---------- INPUT DATA

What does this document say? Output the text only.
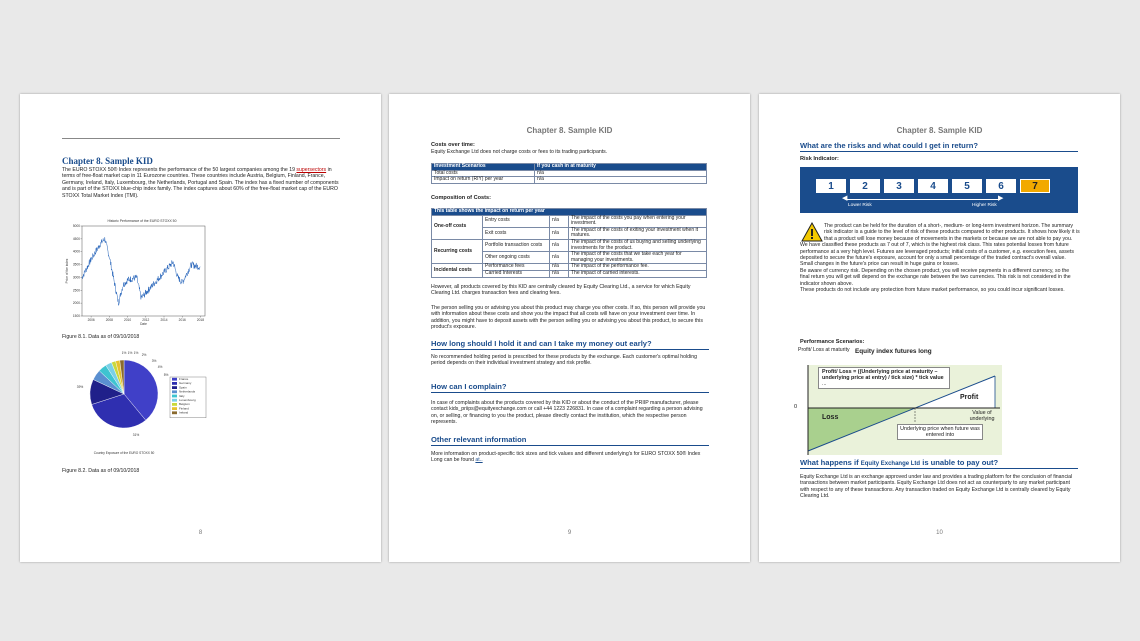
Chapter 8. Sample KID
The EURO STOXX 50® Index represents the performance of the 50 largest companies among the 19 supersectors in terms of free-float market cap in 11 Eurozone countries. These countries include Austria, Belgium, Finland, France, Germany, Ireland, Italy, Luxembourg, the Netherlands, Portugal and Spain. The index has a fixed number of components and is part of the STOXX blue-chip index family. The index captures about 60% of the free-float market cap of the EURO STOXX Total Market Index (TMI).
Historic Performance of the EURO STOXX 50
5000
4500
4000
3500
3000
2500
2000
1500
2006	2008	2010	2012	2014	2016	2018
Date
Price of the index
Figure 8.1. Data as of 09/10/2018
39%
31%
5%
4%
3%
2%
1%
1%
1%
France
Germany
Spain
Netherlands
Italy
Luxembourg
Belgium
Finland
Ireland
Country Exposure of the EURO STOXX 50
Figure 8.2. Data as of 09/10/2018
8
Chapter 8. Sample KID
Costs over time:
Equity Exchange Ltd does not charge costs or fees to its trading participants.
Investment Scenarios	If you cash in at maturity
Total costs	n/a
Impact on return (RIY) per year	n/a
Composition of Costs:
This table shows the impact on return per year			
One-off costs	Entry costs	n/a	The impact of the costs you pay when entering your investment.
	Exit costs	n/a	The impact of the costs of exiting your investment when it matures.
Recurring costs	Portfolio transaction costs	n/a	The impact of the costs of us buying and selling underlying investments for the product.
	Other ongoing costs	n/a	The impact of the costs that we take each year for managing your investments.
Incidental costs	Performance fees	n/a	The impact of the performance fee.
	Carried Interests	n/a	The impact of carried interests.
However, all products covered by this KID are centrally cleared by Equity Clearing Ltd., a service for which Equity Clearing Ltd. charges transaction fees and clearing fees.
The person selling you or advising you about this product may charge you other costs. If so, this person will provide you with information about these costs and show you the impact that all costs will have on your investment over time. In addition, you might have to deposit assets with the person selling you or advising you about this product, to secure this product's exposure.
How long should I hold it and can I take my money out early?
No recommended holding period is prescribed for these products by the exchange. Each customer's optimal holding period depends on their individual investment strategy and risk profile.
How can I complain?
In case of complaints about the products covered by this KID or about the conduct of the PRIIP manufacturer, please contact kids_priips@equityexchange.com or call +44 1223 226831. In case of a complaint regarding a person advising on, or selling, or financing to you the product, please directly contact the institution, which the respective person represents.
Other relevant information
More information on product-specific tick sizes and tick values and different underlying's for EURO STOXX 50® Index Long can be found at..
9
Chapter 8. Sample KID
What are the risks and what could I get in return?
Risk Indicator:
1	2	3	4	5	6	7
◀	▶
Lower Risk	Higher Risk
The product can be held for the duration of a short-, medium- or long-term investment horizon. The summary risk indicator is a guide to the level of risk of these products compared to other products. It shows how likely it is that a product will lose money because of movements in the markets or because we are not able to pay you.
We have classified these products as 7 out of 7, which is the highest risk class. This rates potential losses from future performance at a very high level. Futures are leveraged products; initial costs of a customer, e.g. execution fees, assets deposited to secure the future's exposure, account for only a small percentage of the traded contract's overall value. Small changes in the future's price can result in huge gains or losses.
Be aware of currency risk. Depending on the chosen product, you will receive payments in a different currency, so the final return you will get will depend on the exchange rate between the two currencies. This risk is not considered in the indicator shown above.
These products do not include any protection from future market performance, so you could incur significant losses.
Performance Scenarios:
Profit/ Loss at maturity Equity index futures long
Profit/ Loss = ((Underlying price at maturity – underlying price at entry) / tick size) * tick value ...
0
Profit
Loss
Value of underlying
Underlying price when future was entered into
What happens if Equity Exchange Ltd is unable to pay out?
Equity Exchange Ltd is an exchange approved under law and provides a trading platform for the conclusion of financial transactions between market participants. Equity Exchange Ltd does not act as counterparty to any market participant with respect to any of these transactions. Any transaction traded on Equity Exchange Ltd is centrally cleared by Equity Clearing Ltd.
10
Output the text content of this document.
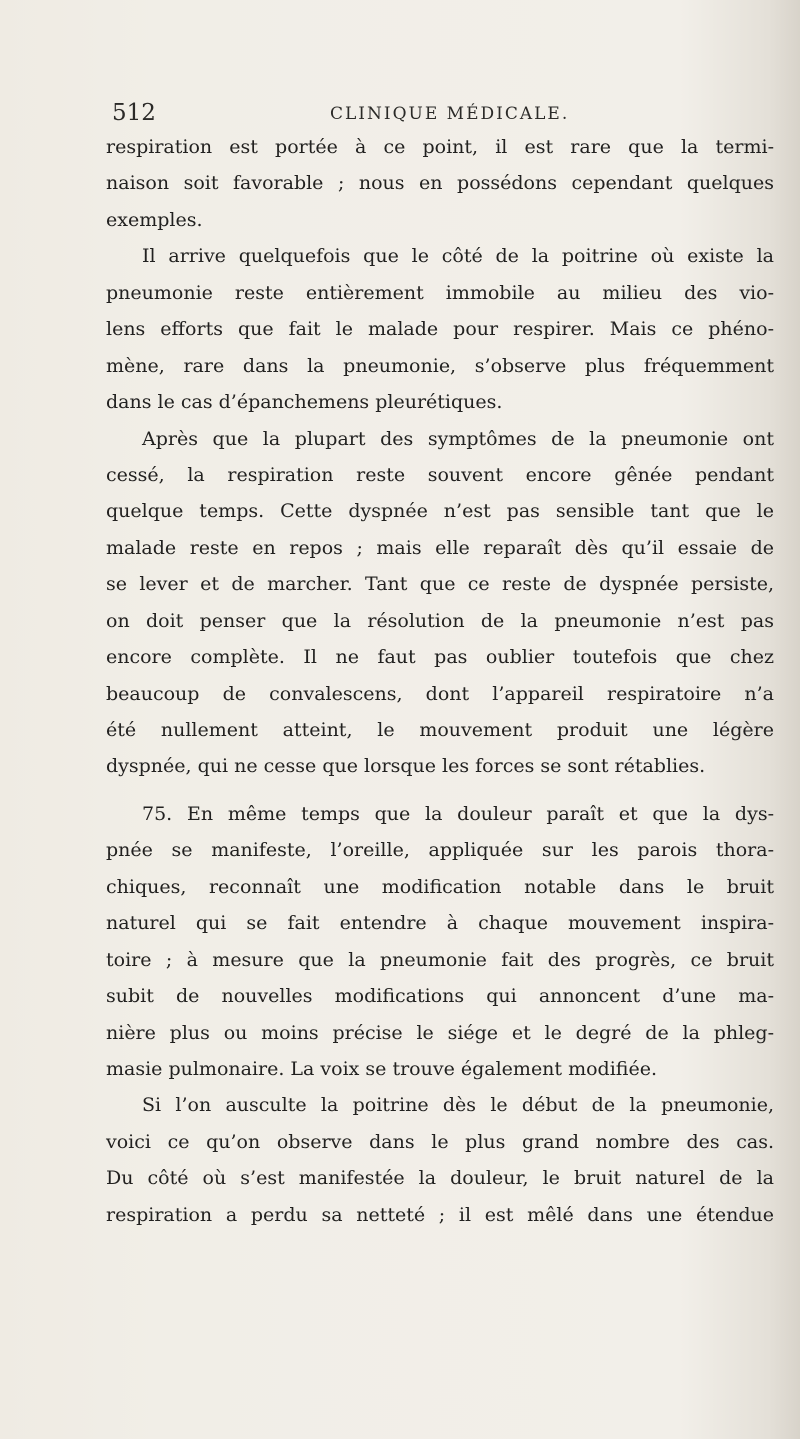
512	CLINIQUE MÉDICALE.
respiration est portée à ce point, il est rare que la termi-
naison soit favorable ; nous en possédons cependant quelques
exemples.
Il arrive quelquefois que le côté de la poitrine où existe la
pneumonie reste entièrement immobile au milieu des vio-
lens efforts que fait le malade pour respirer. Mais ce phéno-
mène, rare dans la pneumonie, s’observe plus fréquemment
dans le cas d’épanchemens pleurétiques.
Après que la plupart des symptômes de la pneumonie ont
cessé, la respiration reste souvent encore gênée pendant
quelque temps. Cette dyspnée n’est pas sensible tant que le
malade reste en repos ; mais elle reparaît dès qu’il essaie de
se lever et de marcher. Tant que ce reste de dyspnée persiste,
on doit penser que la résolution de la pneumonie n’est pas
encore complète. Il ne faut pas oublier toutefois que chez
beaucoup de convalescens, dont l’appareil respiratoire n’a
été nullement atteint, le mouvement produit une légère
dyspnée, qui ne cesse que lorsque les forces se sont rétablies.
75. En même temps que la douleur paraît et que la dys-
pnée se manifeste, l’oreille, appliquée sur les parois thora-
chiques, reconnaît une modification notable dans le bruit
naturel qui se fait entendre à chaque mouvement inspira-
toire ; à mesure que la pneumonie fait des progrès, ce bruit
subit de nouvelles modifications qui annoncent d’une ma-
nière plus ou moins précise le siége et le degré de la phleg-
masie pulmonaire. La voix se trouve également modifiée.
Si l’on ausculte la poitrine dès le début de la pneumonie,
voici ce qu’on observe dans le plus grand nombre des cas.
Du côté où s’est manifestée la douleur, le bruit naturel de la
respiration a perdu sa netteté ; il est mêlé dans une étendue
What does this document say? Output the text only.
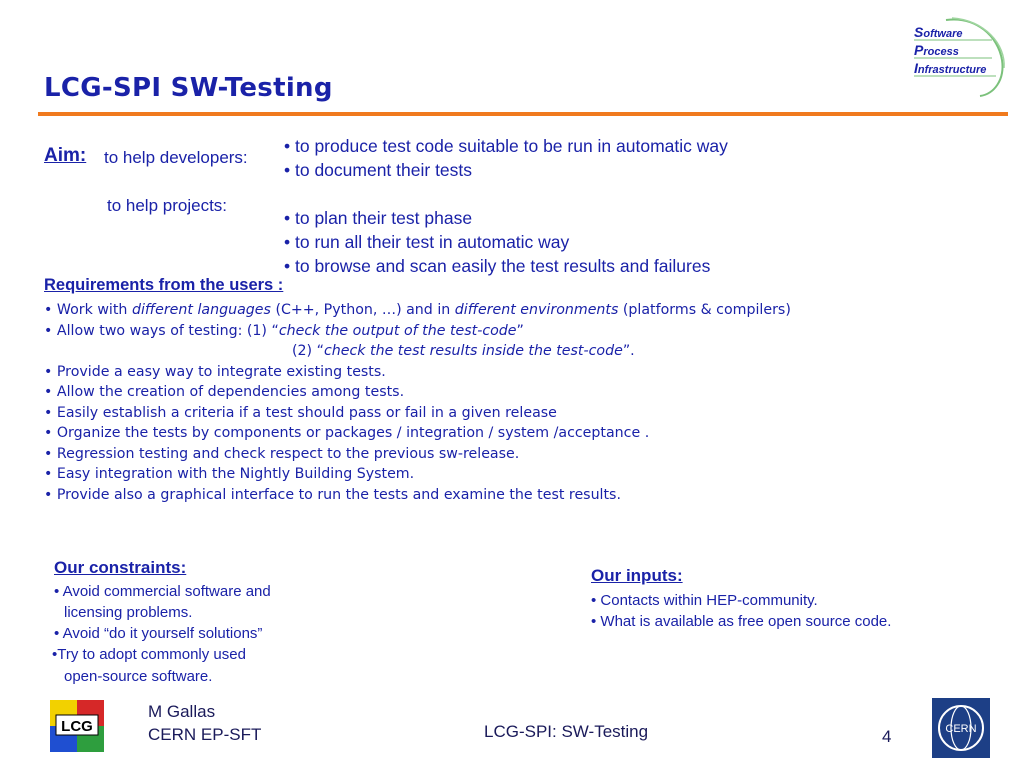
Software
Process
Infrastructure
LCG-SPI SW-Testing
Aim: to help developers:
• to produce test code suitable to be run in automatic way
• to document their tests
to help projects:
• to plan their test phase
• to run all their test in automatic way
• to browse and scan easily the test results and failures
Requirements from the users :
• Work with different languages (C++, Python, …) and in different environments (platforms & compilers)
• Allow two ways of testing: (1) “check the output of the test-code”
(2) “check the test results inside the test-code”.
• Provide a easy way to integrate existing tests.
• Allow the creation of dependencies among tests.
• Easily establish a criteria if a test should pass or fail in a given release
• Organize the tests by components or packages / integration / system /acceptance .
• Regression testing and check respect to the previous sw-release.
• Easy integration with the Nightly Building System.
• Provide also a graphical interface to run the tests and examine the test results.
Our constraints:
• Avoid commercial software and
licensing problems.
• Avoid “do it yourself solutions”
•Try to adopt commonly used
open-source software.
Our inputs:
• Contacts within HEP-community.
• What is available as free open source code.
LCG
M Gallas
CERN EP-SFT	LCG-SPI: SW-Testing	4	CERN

--------------------

• **TASK DIRECTIONS**
Keep the pictures out of your copy, and repeat every entry above exactly.

• **IN RESPONSE**
What does this document say? Output the text only.
Chapter 8. Sample KID
The EURO STOXX 50® Index represents the performance of the 50 largest companies among the 19 supersectors in terms of free-float market cap in 11 Eurozone countries. These countries include Austria, Belgium, Finland, France, Germany, Ireland, Italy, Luxembourg, the Netherlands, Portugal and Spain. The index has a fixed number of components and is part of the STOXX blue-chip index family. The index captures about 60% of the free-float market cap of the EURO STOXX Total Market Index (TMI).
Historic Performance of the EURO STOXX 50
5000
4500
4000
3500
3000
2500
2000
1500
2006	2008	2010	2012	2014	2016	2018
Date
Price of the index
Figure 8.1. Data as of 09/10/2018
39%
31%
5%
4%
3%
2%
1%
1%
1%
France
Germany
Spain
Netherlands
Italy
Luxembourg
Belgium
Finland
Ireland
Country Exposure of the EURO STOXX 50
Figure 8.2. Data as of 09/10/2018
8
Chapter 8. Sample KID
Costs over time:
Equity Exchange Ltd does not charge costs or fees to its trading participants.
Investment Scenarios	If you cash in at maturity
Total costs	n/a
Impact on return (RIY) per year	n/a
Composition of Costs:
This table shows the impact on return per year			
One-off costs	Entry costs	n/a	The impact of the costs you pay when entering your investment.
	Exit costs	n/a	The impact of the costs of exiting your investment when it matures.
Recurring costs	Portfolio transaction costs	n/a	The impact of the costs of us buying and selling underlying investments for the product.
	Other ongoing costs	n/a	The impact of the costs that we take each year for managing your investments.
Incidental costs	Performance fees	n/a	The impact of the performance fee.
	Carried Interests	n/a	The impact of carried interests.
However, all products covered by this KID are centrally cleared by Equity Clearing Ltd., a service for which Equity Clearing Ltd. charges transaction fees and clearing fees.
The person selling you or advising you about this product may charge you other costs. If so, this person will provide you with information about these costs and show you the impact that all costs will have on your investment over time. In addition, you might have to deposit assets with the person selling you or advising you about this product, to secure this product's exposure.
How long should I hold it and can I take my money out early?
No recommended holding period is prescribed for these products by the exchange. Each customer's optimal holding period depends on their individual investment strategy and risk profile.
How can I complain?
In case of complaints about the products covered by this KID or about the conduct of the PRIIP manufacturer, please contact kids_priips@equityexchange.com or call +44 1223 226831. In case of a complaint regarding a person advising on, or selling, or financing to you the product, please directly contact the institution, which the respective person represents.
Other relevant information
More information on product-specific tick sizes and tick values and different underlying's for EURO STOXX 50® Index Long can be found at..
9
Chapter 8. Sample KID
What are the risks and what could I get in return?
Risk Indicator:
1	2	3	4	5	6	7
◀	▶
Lower Risk	Higher Risk
The product can be held for the duration of a short-, medium- or long-term investment horizon. The summary risk indicator is a guide to the level of risk of these products compared to other products. It shows how likely it is that a product will lose money because of movements in the markets or because we are not able to pay you.
We have classified these products as 7 out of 7, which is the highest risk class. This rates potential losses from future performance at a very high level. Futures are leveraged products; initial costs of a customer, e.g. execution fees, assets deposited to secure the future's exposure, account for only a small percentage of the traded contract's overall value. Small changes in the future's price can result in huge gains or losses.
Be aware of currency risk. Depending on the chosen product, you will receive payments in a different currency, so the final return you will get will depend on the exchange rate between the two currencies. This risk is not considered in the indicator shown above.
These products do not include any protection from future market performance, so you could incur significant losses.
Performance Scenarios:
Profit/ Loss at maturity Equity index futures long
Profit/ Loss = ((Underlying price at maturity – underlying price at entry) / tick size) * tick value ...
0
Profit
Loss
Value of underlying
Underlying price when future was entered into
What happens if Equity Exchange Ltd is unable to pay out?
Equity Exchange Ltd is an exchange approved under law and provides a trading platform for the conclusion of financial transactions between market participants. Equity Exchange Ltd does not act as counterparty to any market participant with respect to any of these transactions. Any transaction traded on Equity Exchange Ltd is centrally cleared by Equity Clearing Ltd.
10
Output the text content of this document.
512	CLINIQUE MÉDICALE.
respiration est portée à ce point, il est rare que la termi-
naison soit favorable ; nous en possédons cependant quelques
exemples.
Il arrive quelquefois que le côté de la poitrine où existe la
pneumonie reste entièrement immobile au milieu des vio-
lens efforts que fait le malade pour respirer. Mais ce phéno-
mène, rare dans la pneumonie, s’observe plus fréquemment
dans le cas d’épanchemens pleurétiques.
Après que la plupart des symptômes de la pneumonie ont
cessé, la respiration reste souvent encore gênée pendant
quelque temps. Cette dyspnée n’est pas sensible tant que le
malade reste en repos ; mais elle reparaît dès qu’il essaie de
se lever et de marcher. Tant que ce reste de dyspnée persiste,
on doit penser que la résolution de la pneumonie n’est pas
encore complète. Il ne faut pas oublier toutefois que chez
beaucoup de convalescens, dont l’appareil respiratoire n’a
été nullement atteint, le mouvement produit une légère
dyspnée, qui ne cesse que lorsque les forces se sont rétablies.
75. En même temps que la douleur paraît et que la dys-
pnée se manifeste, l’oreille, appliquée sur les parois thora-
chiques, reconnaît une modification notable dans le bruit
naturel qui se fait entendre à chaque mouvement inspira-
toire ; à mesure que la pneumonie fait des progrès, ce bruit
subit de nouvelles modifications qui annoncent d’une ma-
nière plus ou moins précise le siége et le degré de la phleg-
masie pulmonaire. La voix se trouve également modifiée.
Si l’on ausculte la poitrine dès le début de la pneumonie,
voici ce qu’on observe dans le plus grand nombre des cas.
Du côté où s’est manifestée la douleur, le bruit naturel de la
respiration a perdu sa netteté ; il est mêlé dans une étendue
What does this document say? Output the text only.
Software
Process
Infrastructure
LCG-SPI SW-Testing
Aim: to help developers:
• to produce test code suitable to be run in automatic way
• to document their tests
to help projects:
• to plan their test phase
• to run all their test in automatic way
• to browse and scan easily the test results and failures
Requirements from the users :
• Work with different languages (C++, Python, …) and in different environments (platforms & compilers)
• Allow two ways of testing: (1) “check the output of the test-code”
(2) “check the test results inside the test-code”.
• Provide a easy way to integrate existing tests.
• Allow the creation of dependencies among tests.
• Easily establish a criteria if a test should pass or fail in a given release
• Organize the tests by components or packages / integration / system /acceptance .
• Regression testing and check respect to the previous sw-release.
• Easy integration with the Nightly Building System.
• Provide also a graphical interface to run the tests and examine the test results.
Our constraints:
• Avoid commercial software and
licensing problems.
• Avoid “do it yourself solutions”
•Try to adopt commonly used
open-source software.
Our inputs:
• Contacts within HEP-community.
• What is available as free open source code.
LCG
M Gallas
CERN EP-SFT	LCG-SPI: SW-Testing	4	CERN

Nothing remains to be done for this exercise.